* **TO BE DONE**: Return all of the data exactly as given.
..........
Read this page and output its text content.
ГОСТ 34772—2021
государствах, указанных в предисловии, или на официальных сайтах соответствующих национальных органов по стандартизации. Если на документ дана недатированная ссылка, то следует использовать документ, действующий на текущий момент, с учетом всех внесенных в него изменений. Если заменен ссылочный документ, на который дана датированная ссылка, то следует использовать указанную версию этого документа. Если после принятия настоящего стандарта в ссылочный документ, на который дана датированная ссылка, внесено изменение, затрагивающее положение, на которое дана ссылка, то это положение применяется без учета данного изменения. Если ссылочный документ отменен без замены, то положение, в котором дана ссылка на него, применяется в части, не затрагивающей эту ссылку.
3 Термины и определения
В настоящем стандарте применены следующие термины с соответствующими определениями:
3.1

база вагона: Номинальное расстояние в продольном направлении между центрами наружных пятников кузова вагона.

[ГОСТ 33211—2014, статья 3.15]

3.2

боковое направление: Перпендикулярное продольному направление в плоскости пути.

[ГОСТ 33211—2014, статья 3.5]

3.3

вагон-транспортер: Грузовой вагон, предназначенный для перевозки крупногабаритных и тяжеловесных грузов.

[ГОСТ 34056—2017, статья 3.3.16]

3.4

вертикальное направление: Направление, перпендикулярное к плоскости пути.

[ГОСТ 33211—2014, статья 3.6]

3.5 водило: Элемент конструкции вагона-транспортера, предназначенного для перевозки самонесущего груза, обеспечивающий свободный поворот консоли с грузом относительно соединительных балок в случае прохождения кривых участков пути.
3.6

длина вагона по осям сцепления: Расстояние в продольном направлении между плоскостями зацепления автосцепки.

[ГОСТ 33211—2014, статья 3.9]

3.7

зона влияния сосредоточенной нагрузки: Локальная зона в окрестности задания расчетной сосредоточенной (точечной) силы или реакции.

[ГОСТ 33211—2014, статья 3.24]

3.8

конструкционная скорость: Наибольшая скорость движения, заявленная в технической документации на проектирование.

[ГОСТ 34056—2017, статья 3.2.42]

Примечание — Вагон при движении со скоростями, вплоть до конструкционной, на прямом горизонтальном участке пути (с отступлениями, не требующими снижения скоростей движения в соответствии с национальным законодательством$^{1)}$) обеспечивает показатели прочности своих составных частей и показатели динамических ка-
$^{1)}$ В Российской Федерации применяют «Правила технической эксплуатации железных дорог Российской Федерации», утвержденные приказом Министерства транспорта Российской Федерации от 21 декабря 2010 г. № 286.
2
..........
* **FULL RESPONSE**:
Read this page and output its text content.
ГОСТ 34772—2021
государствах, указанных в предисловии, или на официальных сайтах соответствующих национальных органов по стандартизации. Если на документ дана недатированная ссылка, то следует использовать документ, действующий на текущий момент, с учетом всех внесенных в него изменений. Если заменен ссылочный документ, на который дана датированная ссылка, то следует использовать указанную версию этого документа. Если после принятия настоящего стандарта в ссылочный документ, на который дана датированная ссылка, внесено изменение, затрагивающее положение, на которое дана ссылка, то это положение применяется без учета данного изменения. Если ссылочный документ отменен без замены, то положение, в котором дана ссылка на него, применяется в части, не затрагивающей эту ссылку.
3 Термины и определения
В настоящем стандарте применены следующие термины с соответствующими определениями:
3.1

база вагона: Номинальное расстояние в продольном направлении между центрами наружных пятников кузова вагона.

[ГОСТ 33211—2014, статья 3.15]

3.2

боковое направление: Перпендикулярное продольному направление в плоскости пути.

[ГОСТ 33211—2014, статья 3.5]

3.3

вагон-транспортер: Грузовой вагон, предназначенный для перевозки крупногабаритных и тяжеловесных грузов.

[ГОСТ 34056—2017, статья 3.3.16]

3.4

вертикальное направление: Направление, перпендикулярное к плоскости пути.

[ГОСТ 33211—2014, статья 3.6]

3.5 водило: Элемент конструкции вагона-транспортера, предназначенного для перевозки самонесущего груза, обеспечивающий свободный поворот консоли с грузом относительно соединительных балок в случае прохождения кривых участков пути.
3.6

длина вагона по осям сцепления: Расстояние в продольном направлении между плоскостями зацепления автосцепки.

[ГОСТ 33211—2014, статья 3.9]

3.7

зона влияния сосредоточенной нагрузки: Локальная зона в окрестности задания расчетной сосредоточенной (точечной) силы или реакции.

[ГОСТ 33211—2014, статья 3.24]

3.8

конструкционная скорость: Наибольшая скорость движения, заявленная в технической документации на проектирование.

[ГОСТ 34056—2017, статья 3.2.42]

Примечание — Вагон при движении со скоростями, вплоть до конструкционной, на прямом горизонтальном участке пути (с отступлениями, не требующими снижения скоростей движения в соответствии с национальным законодательством$^{1)}$) обеспечивает показатели прочности своих составных частей и показатели динамических ка-
$^{1)}$ В Российской Федерации применяют «Правила технической эксплуатации железных дорог Российской Федерации», утвержденные приказом Министерства транспорта Российской Федерации от 21 декабря 2010 г. № 286.
2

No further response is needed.